Aim: Carry none of the pictures over; set down the material below exactly.

____

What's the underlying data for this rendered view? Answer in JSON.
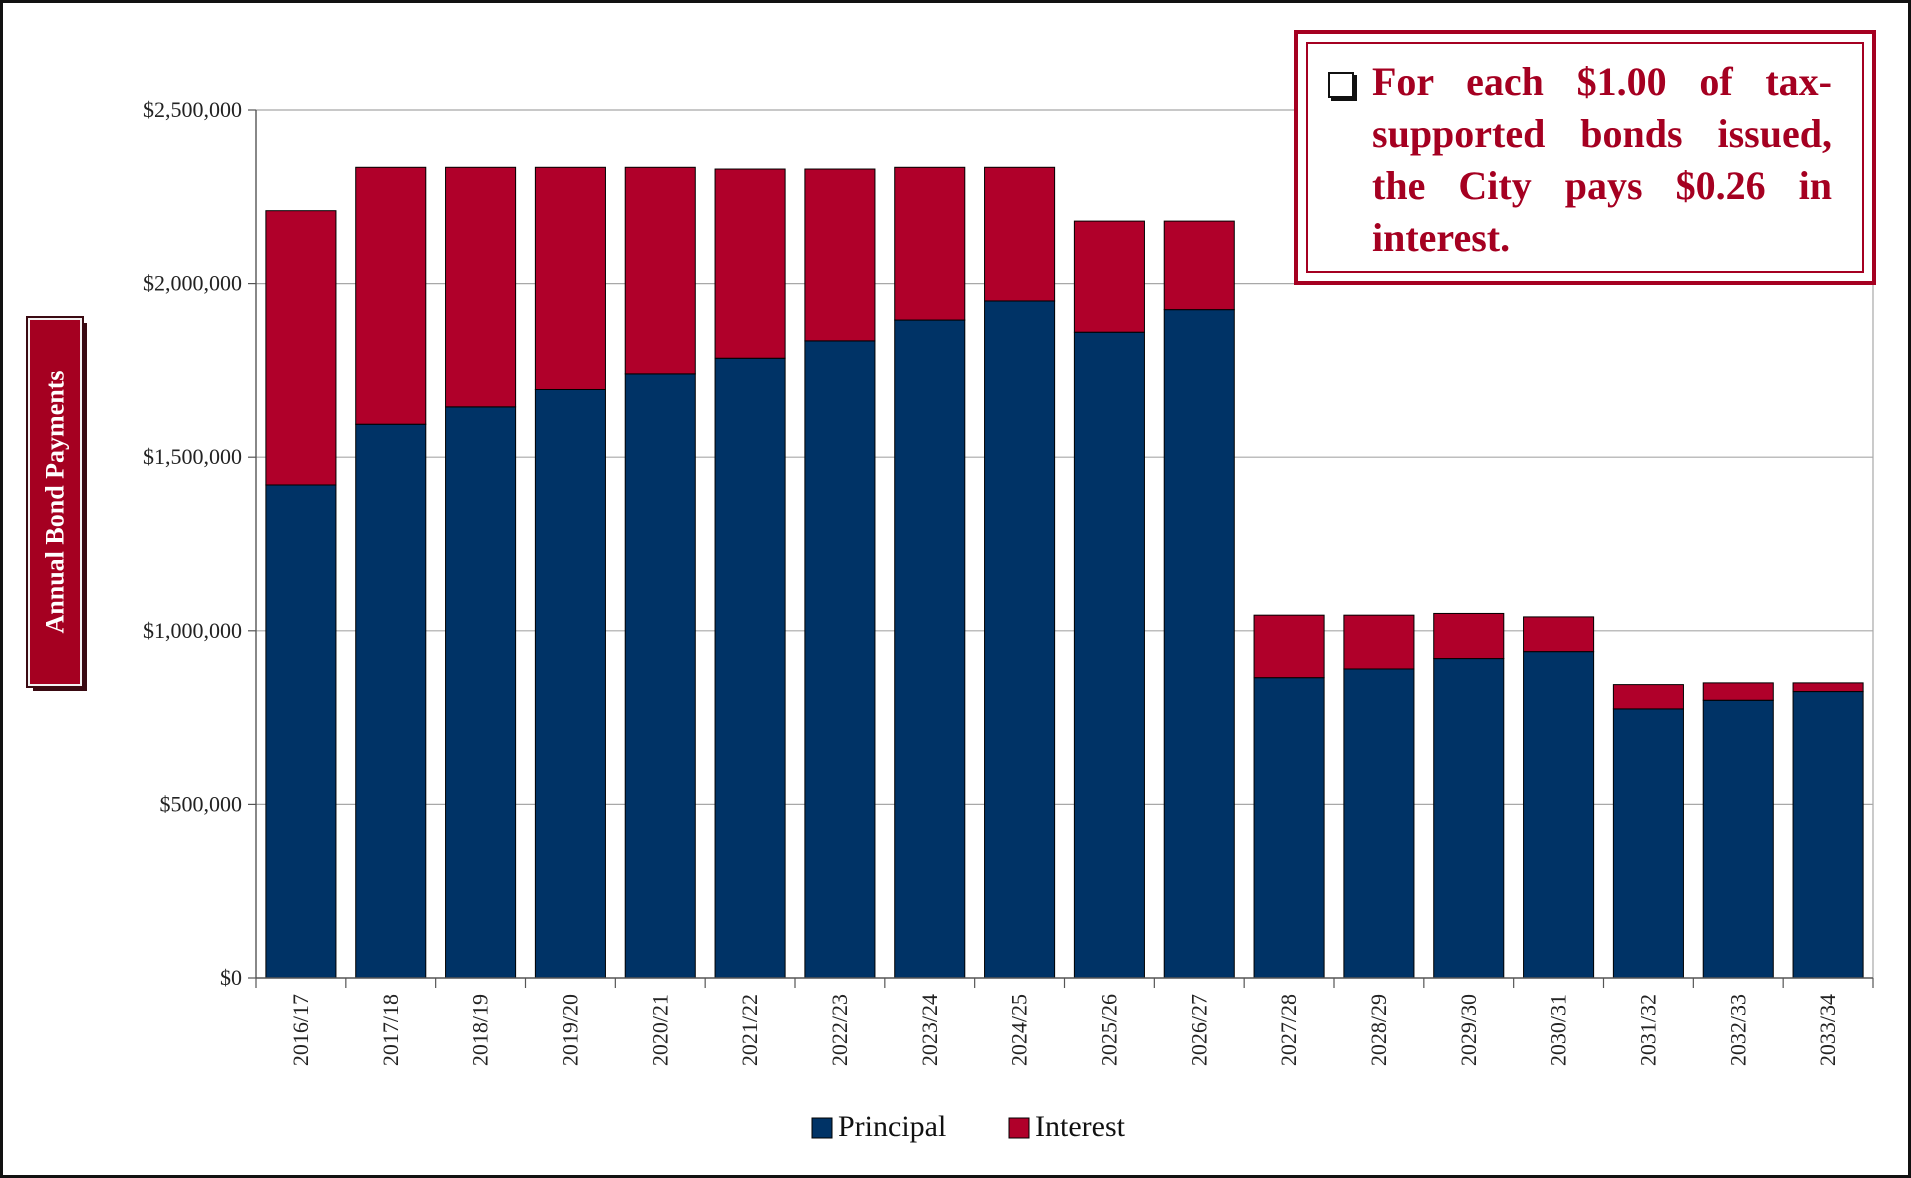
{
  "chart_data": {
    "type": "bar",
    "stacked": true,
    "categories": [
      "2016/17",
      "2017/18",
      "2018/19",
      "2019/20",
      "2020/21",
      "2021/22",
      "2022/23",
      "2023/24",
      "2024/25",
      "2025/26",
      "2026/27",
      "2027/28",
      "2028/29",
      "2029/30",
      "2030/31",
      "2031/32",
      "2032/33",
      "2033/34"
    ],
    "series": [
      {
        "name": "Principal",
        "color": "#003366",
        "values": [
          1420000,
          1595000,
          1645000,
          1695000,
          1740000,
          1785000,
          1835000,
          1895000,
          1950000,
          1860000,
          1925000,
          865000,
          890000,
          920000,
          940000,
          775000,
          800000,
          825000
        ]
      },
      {
        "name": "Interest",
        "color": "#b0002a",
        "values": [
          790000,
          740000,
          690000,
          640000,
          595000,
          545000,
          495000,
          440000,
          385000,
          320000,
          255000,
          180000,
          155000,
          130000,
          100000,
          70000,
          50000,
          25000
        ]
      }
    ],
    "ylabel": "Annual Bond Payments",
    "xlabel": "",
    "ylim": [
      0,
      2500000
    ],
    "y_ticks": [
      "$0",
      "$500,000",
      "$1,000,000",
      "$1,500,000",
      "$2,000,000",
      "$2,500,000"
    ],
    "y_tick_values": [
      0,
      500000,
      1000000,
      1500000,
      2000000,
      2500000
    ],
    "grid": true,
    "legend_position": "bottom-center",
    "annotation": "For each $1.00 of tax-supported bonds issued, the City pays $0.26 in interest."
  }
}
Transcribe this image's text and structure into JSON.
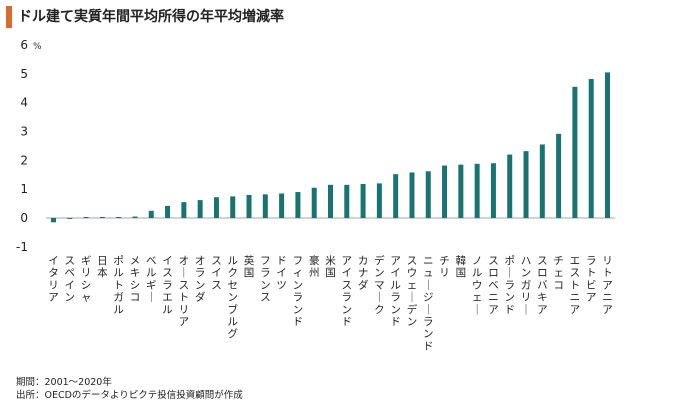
{
  "title": "ドル建て実質年間平均所得の年平均増減率",
  "colors": {
    "accent": "#d9692e",
    "bar": "#1a7373",
    "zero_line": "#888888"
  },
  "chart_data": {
    "type": "bar",
    "title": "ドル建て実質年間平均所得の年平均増減率",
    "unit_label": "%",
    "ylim": [
      -1,
      6
    ],
    "yticks": [
      6,
      5,
      4,
      3,
      2,
      1,
      0,
      -1
    ],
    "ytick_labels": [
      "6",
      "5",
      "4",
      "3",
      "2",
      "1",
      "0",
      "-1"
    ],
    "grid": false,
    "categories": [
      "イタリア",
      "スペイン",
      "ギリシャ",
      "日本",
      "ポルトガル",
      "メキシコ",
      "ベルギー",
      "イスラエル",
      "オーストリア",
      "オランダ",
      "スイス",
      "ルクセンブルグ",
      "英国",
      "フランス",
      "ドイツ",
      "フィンランド",
      "豪州",
      "米国",
      "アイスランド",
      "カナダ",
      "デンマーク",
      "アイルランド",
      "スウェーデン",
      "ニュージーランド",
      "チリ",
      "韓国",
      "ノルウェー",
      "スロベニア",
      "ポーランド",
      "ハンガリー",
      "スロバキア",
      "チェコ",
      "エストニア",
      "ラトビア",
      "リトアニア"
    ],
    "values": [
      -0.15,
      -0.03,
      0.0,
      0.02,
      0.03,
      0.05,
      0.25,
      0.42,
      0.55,
      0.62,
      0.72,
      0.75,
      0.8,
      0.82,
      0.85,
      0.9,
      1.05,
      1.15,
      1.15,
      1.18,
      1.2,
      1.52,
      1.58,
      1.62,
      1.82,
      1.85,
      1.88,
      1.9,
      2.2,
      2.32,
      2.55,
      2.92,
      4.55,
      4.82,
      5.05
    ]
  },
  "footer": {
    "period": "期間：2001～2020年",
    "source": "出所：OECDのデータよりピクテ投信投資顧問が作成"
  }
}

____

Expected answer:
What's the underlying data for this rendered view? Answer in JSON.
{
  "chart_data": {
    "type": "bar",
    "stacked": true,
    "categories": [
      "2016/17",
      "2017/18",
      "2018/19",
      "2019/20",
      "2020/21",
      "2021/22",
      "2022/23",
      "2023/24",
      "2024/25",
      "2025/26",
      "2026/27",
      "2027/28",
      "2028/29",
      "2029/30",
      "2030/31",
      "2031/32",
      "2032/33",
      "2033/34"
    ],
    "series": [
      {
        "name": "Principal",
        "color": "#003366",
        "values": [
          1420000,
          1595000,
          1645000,
          1695000,
          1740000,
          1785000,
          1835000,
          1895000,
          1950000,
          1860000,
          1925000,
          865000,
          890000,
          920000,
          940000,
          775000,
          800000,
          825000
        ]
      },
      {
        "name": "Interest",
        "color": "#b0002a",
        "values": [
          790000,
          740000,
          690000,
          640000,
          595000,
          545000,
          495000,
          440000,
          385000,
          320000,
          255000,
          180000,
          155000,
          130000,
          100000,
          70000,
          50000,
          25000
        ]
      }
    ],
    "ylabel": "Annual Bond Payments",
    "xlabel": "",
    "ylim": [
      0,
      2500000
    ],
    "y_ticks": [
      "$0",
      "$500,000",
      "$1,000,000",
      "$1,500,000",
      "$2,000,000",
      "$2,500,000"
    ],
    "y_tick_values": [
      0,
      500000,
      1000000,
      1500000,
      2000000,
      2500000
    ],
    "grid": true,
    "legend_position": "bottom-center",
    "annotation": "For each $1.00 of tax-supported bonds issued, the City pays $0.26 in interest."
  }
}
Transcribe this image's text and structure into JSON.
{
  "title": "ドル建て実質年間平均所得の年平均増減率",
  "colors": {
    "accent": "#d9692e",
    "bar": "#1a7373",
    "zero_line": "#888888"
  },
  "chart_data": {
    "type": "bar",
    "title": "ドル建て実質年間平均所得の年平均増減率",
    "unit_label": "%",
    "ylim": [
      -1,
      6
    ],
    "yticks": [
      6,
      5,
      4,
      3,
      2,
      1,
      0,
      -1
    ],
    "ytick_labels": [
      "6",
      "5",
      "4",
      "3",
      "2",
      "1",
      "0",
      "-1"
    ],
    "grid": false,
    "categories": [
      "イタリア",
      "スペイン",
      "ギリシャ",
      "日本",
      "ポルトガル",
      "メキシコ",
      "ベルギー",
      "イスラエル",
      "オーストリア",
      "オランダ",
      "スイス",
      "ルクセンブルグ",
      "英国",
      "フランス",
      "ドイツ",
      "フィンランド",
      "豪州",
      "米国",
      "アイスランド",
      "カナダ",
      "デンマーク",
      "アイルランド",
      "スウェーデン",
      "ニュージーランド",
      "チリ",
      "韓国",
      "ノルウェー",
      "スロベニア",
      "ポーランド",
      "ハンガリー",
      "スロバキア",
      "チェコ",
      "エストニア",
      "ラトビア",
      "リトアニア"
    ],
    "values": [
      -0.15,
      -0.03,
      0.0,
      0.02,
      0.03,
      0.05,
      0.25,
      0.42,
      0.55,
      0.62,
      0.72,
      0.75,
      0.8,
      0.82,
      0.85,
      0.9,
      1.05,
      1.15,
      1.15,
      1.18,
      1.2,
      1.52,
      1.58,
      1.62,
      1.82,
      1.85,
      1.88,
      1.9,
      2.2,
      2.32,
      2.55,
      2.92,
      4.55,
      4.82,
      5.05
    ]
  },
  "footer": {
    "period": "期間：2001～2020年",
    "source": "出所：OECDのデータよりピクテ投信投資顧問が作成"
  }
}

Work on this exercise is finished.